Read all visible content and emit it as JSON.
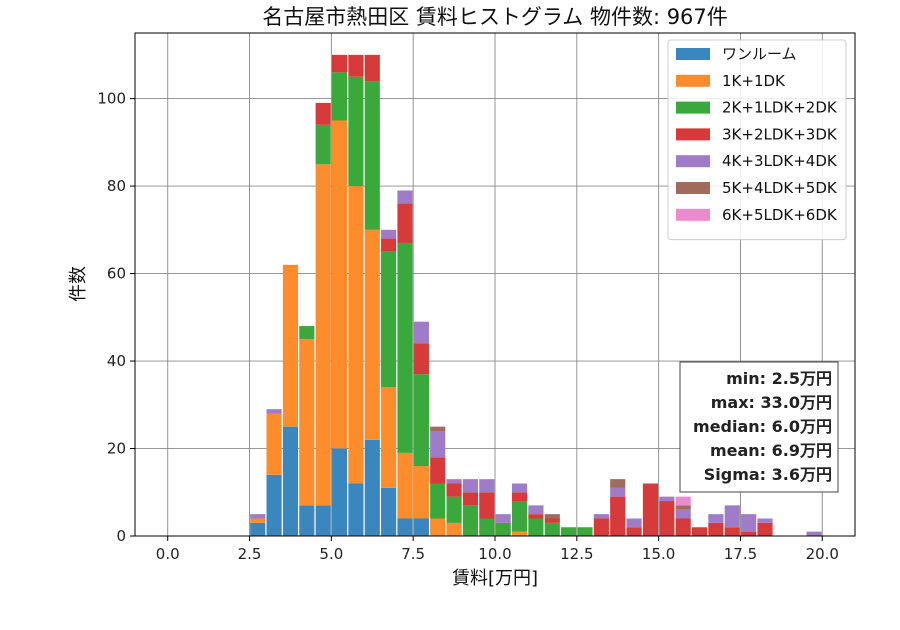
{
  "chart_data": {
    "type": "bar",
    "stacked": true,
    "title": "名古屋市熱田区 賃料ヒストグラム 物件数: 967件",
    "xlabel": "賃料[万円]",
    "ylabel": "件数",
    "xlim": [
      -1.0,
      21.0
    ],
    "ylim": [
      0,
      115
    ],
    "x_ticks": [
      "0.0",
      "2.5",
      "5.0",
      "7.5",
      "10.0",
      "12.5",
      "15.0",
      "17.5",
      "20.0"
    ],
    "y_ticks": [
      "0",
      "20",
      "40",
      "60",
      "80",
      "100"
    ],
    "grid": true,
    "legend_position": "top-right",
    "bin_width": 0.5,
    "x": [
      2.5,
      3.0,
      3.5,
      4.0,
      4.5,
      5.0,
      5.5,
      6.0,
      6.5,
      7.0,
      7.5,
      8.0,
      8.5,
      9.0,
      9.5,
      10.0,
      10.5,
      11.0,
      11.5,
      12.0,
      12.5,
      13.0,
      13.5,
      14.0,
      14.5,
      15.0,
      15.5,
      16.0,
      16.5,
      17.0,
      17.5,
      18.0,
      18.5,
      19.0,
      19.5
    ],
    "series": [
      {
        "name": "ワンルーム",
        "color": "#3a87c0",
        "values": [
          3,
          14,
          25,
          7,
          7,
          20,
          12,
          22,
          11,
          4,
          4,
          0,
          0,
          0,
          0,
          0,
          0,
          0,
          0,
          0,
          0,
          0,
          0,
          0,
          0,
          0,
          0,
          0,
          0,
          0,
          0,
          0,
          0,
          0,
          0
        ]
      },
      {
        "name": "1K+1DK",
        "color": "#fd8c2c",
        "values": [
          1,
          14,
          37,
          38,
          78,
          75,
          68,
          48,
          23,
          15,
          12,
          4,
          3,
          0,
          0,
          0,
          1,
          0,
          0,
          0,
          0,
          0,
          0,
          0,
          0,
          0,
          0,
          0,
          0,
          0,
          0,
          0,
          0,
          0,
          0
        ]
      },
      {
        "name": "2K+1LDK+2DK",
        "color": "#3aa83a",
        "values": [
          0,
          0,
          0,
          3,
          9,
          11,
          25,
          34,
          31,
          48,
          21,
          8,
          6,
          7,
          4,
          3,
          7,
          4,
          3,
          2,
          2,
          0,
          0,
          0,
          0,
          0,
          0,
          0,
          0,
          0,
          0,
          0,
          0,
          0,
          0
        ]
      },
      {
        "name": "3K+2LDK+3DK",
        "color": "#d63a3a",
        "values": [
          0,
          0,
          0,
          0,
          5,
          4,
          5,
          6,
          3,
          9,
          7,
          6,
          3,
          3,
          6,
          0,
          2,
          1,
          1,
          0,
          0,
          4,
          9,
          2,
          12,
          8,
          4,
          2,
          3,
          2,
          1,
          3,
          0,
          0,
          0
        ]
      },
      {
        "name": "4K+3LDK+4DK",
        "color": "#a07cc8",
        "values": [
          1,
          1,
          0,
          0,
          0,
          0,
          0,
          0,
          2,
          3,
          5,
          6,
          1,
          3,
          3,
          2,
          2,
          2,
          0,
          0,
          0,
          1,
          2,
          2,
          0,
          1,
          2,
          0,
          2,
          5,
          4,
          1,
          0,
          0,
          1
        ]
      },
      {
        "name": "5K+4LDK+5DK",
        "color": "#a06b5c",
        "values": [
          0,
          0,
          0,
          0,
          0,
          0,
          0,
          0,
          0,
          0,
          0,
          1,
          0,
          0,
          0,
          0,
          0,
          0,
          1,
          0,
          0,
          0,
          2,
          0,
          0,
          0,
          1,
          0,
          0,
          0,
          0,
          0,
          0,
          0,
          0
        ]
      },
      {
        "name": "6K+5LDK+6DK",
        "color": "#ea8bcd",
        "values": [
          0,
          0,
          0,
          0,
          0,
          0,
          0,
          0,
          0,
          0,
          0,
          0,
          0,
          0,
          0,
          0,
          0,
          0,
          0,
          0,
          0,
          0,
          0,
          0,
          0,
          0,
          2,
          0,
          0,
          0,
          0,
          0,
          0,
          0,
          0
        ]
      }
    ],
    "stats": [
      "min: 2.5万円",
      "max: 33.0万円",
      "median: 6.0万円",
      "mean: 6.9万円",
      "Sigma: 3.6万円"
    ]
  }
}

* * *

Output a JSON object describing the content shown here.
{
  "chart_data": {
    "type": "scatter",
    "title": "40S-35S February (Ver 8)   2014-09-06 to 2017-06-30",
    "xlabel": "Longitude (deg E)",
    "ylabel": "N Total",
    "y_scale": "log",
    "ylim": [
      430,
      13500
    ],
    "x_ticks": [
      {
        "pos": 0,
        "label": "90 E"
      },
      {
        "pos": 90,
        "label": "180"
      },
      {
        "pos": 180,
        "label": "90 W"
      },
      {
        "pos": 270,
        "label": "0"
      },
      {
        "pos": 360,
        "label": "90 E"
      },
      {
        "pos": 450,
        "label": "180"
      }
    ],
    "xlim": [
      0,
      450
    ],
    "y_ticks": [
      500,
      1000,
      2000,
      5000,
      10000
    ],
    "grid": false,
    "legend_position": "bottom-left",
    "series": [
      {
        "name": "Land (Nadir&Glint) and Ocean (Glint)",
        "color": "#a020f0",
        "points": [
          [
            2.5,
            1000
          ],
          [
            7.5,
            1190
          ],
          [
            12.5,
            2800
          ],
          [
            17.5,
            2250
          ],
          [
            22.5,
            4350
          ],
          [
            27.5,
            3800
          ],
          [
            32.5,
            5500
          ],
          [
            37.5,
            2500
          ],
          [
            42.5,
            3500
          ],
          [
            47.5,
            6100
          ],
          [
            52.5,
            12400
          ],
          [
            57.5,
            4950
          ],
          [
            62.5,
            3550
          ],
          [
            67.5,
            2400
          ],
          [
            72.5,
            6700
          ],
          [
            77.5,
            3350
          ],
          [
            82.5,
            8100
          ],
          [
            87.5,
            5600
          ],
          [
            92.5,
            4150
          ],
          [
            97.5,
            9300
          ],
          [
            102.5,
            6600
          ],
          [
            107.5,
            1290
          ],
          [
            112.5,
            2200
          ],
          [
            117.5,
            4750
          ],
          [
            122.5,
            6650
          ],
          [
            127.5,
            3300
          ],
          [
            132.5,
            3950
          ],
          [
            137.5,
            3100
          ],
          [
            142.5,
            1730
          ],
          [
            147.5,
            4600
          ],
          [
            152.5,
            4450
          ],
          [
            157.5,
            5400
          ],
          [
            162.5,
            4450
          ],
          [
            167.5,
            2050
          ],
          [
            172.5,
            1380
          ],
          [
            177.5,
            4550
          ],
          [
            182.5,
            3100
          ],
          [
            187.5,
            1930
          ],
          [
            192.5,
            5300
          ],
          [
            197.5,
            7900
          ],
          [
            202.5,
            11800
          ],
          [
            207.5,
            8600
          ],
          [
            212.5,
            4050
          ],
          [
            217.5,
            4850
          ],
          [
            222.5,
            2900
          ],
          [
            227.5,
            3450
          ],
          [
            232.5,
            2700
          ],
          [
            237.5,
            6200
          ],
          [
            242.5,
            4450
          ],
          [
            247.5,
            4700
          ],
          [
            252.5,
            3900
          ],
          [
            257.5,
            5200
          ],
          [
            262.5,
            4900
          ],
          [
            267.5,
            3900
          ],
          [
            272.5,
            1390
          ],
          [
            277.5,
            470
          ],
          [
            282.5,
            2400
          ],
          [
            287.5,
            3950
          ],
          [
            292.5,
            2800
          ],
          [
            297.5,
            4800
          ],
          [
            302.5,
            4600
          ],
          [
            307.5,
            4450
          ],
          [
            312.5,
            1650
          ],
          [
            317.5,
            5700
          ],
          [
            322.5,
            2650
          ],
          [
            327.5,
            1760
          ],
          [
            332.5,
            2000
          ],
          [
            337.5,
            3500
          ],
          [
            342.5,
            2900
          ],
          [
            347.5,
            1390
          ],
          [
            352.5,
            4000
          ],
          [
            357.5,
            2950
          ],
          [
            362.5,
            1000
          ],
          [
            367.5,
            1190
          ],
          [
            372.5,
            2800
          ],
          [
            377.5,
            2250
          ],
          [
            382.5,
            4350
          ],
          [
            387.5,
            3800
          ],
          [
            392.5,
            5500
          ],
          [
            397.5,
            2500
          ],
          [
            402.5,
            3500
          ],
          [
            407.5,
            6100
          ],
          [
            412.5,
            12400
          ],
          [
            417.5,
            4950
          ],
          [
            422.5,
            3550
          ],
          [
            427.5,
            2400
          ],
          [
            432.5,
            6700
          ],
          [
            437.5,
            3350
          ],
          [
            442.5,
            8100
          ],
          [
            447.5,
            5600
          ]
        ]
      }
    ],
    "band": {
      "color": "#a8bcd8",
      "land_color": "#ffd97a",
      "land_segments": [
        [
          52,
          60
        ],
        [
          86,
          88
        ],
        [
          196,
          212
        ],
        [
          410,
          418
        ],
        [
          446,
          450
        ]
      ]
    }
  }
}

==

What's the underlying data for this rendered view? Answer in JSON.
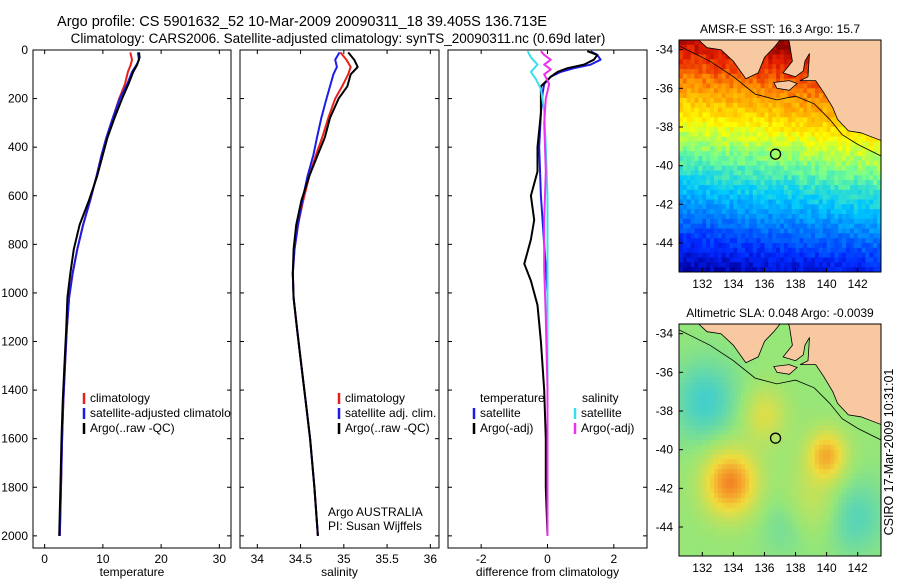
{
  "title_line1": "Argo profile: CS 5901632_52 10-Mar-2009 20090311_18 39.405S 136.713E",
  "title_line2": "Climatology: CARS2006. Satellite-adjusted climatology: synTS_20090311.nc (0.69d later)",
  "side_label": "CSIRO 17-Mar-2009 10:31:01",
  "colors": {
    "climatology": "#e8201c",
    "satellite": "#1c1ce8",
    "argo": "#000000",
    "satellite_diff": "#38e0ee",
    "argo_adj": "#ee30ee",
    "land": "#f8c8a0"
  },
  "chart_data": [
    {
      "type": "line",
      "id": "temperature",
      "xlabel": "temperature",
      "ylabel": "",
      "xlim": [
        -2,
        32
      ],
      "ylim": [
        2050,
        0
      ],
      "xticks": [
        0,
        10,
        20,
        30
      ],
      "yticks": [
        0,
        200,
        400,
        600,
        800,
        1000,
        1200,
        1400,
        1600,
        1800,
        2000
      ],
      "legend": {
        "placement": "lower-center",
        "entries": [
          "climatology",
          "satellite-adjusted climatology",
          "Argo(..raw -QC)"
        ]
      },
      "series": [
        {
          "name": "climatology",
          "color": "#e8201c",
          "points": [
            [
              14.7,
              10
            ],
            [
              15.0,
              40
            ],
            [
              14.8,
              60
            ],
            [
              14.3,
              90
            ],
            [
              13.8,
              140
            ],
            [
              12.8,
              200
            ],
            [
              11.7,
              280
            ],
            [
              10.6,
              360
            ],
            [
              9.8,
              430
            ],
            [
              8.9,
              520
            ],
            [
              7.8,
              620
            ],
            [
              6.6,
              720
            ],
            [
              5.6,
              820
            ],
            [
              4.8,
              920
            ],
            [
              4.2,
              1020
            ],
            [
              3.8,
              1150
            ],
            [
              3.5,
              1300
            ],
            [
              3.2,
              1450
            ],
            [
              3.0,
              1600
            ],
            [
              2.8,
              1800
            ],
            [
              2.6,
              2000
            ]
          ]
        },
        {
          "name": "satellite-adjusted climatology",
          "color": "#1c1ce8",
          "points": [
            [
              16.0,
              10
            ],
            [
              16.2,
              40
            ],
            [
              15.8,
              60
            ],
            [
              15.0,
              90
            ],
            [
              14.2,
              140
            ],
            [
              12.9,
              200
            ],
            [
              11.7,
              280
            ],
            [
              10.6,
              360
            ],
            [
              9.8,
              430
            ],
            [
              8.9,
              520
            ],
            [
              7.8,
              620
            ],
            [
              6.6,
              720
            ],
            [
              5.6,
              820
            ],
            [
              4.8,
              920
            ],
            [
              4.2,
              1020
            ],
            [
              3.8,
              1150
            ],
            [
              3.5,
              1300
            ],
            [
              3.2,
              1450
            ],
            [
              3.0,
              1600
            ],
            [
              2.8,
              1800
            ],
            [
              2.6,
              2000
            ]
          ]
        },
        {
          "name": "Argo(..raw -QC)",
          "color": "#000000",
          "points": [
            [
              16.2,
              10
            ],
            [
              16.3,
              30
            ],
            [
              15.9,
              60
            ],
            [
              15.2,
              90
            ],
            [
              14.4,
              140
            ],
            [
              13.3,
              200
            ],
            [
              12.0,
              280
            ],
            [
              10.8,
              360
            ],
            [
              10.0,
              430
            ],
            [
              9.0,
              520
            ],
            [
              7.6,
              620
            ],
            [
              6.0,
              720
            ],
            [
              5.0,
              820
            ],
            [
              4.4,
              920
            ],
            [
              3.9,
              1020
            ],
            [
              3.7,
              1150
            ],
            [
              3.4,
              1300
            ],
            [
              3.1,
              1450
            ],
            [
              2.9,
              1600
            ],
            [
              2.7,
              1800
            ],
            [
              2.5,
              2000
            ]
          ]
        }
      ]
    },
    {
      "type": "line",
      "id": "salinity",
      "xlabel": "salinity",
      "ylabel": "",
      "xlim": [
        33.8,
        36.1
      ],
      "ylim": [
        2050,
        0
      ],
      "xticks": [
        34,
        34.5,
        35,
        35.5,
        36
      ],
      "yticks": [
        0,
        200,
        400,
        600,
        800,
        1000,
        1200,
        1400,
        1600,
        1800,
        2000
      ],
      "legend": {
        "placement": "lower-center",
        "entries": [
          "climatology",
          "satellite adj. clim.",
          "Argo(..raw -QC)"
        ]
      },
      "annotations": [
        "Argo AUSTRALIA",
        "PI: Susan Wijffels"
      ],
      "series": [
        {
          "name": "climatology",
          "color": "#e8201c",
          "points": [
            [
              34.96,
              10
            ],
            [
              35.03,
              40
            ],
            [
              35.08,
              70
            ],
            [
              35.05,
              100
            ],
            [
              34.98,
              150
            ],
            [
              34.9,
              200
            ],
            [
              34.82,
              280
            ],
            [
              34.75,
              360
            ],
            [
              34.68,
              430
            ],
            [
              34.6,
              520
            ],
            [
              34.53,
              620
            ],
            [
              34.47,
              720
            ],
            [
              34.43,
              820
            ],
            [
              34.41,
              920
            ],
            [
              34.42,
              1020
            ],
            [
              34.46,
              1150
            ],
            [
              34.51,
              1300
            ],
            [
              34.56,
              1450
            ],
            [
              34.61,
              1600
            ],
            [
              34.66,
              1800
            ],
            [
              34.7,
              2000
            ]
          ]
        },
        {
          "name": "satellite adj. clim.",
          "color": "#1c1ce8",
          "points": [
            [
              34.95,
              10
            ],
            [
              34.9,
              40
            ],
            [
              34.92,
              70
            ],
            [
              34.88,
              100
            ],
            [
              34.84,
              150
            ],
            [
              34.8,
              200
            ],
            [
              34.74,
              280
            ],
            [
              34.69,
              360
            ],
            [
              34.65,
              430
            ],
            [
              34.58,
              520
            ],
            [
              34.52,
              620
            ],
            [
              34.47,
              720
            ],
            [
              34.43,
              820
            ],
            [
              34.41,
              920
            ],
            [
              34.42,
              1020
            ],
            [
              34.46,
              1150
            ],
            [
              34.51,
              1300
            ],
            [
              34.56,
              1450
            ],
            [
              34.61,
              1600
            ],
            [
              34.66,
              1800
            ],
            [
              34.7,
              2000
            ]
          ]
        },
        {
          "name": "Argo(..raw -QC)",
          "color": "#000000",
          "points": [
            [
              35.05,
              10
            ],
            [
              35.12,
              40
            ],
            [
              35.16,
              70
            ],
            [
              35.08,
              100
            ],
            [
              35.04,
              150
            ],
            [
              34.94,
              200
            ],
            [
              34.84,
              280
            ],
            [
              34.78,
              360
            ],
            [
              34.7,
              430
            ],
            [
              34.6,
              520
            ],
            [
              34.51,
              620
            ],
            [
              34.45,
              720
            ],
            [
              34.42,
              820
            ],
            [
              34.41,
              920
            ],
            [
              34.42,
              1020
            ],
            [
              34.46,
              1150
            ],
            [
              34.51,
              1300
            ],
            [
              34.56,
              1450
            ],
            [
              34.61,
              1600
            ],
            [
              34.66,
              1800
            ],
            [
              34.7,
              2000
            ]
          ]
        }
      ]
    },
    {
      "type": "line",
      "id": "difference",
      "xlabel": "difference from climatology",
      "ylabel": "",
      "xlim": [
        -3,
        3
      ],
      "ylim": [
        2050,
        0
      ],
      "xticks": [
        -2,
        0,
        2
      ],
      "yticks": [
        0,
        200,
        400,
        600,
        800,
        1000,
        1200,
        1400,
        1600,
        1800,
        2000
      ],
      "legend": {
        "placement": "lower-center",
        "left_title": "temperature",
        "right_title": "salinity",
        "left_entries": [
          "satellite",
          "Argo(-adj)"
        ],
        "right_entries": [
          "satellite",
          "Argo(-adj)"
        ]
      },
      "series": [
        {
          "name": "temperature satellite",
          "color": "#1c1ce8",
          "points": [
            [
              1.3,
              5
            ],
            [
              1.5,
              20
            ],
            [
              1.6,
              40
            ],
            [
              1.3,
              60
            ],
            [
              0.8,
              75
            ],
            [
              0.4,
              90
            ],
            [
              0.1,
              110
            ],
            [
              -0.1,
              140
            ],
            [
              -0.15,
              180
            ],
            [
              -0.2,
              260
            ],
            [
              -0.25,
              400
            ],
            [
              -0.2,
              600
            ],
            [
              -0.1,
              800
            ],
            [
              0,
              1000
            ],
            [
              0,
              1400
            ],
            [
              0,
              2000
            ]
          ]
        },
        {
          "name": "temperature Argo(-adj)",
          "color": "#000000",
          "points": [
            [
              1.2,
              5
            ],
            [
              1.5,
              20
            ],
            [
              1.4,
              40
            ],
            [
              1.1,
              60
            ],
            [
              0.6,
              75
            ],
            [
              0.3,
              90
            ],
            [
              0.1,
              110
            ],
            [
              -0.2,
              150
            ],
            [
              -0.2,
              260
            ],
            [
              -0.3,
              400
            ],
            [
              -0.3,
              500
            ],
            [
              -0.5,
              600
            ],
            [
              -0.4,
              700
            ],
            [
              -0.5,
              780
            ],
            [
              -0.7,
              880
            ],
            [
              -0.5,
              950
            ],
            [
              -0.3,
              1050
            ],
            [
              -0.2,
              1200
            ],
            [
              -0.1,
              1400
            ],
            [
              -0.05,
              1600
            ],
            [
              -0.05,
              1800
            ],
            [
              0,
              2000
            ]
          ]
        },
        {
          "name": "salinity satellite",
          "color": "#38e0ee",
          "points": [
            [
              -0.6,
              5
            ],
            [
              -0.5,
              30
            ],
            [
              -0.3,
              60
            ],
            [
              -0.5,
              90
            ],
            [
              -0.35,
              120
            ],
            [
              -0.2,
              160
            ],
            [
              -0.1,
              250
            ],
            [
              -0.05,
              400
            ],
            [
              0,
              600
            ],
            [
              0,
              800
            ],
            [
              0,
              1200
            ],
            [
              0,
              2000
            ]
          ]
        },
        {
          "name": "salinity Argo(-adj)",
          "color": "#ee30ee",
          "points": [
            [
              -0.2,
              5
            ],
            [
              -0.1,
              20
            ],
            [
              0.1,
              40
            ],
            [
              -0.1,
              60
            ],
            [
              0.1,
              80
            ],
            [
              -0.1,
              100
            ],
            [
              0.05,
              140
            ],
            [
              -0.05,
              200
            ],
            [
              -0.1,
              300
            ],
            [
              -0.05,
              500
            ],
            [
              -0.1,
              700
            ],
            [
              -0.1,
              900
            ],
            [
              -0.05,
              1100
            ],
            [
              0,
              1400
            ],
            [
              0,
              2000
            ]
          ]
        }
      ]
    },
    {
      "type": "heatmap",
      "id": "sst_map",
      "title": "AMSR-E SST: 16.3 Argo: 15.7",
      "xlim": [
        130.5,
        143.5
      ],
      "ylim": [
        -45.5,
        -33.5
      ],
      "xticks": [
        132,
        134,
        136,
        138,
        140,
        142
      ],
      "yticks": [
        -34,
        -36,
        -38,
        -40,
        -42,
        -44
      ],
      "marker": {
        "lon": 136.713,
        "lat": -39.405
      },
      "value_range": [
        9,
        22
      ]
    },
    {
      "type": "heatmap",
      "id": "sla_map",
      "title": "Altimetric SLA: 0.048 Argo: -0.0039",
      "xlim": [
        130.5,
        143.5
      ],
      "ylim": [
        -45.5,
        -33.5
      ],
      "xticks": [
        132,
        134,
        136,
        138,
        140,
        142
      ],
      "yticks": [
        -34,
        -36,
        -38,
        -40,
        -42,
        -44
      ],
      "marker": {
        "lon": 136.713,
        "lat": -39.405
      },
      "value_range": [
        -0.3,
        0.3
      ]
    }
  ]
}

**SET TASK**
Of all the lines in the listing above, how many contain the word "salinity"? Answer with the number alone.

**SOLUTION TO THIS EXERCISE**
5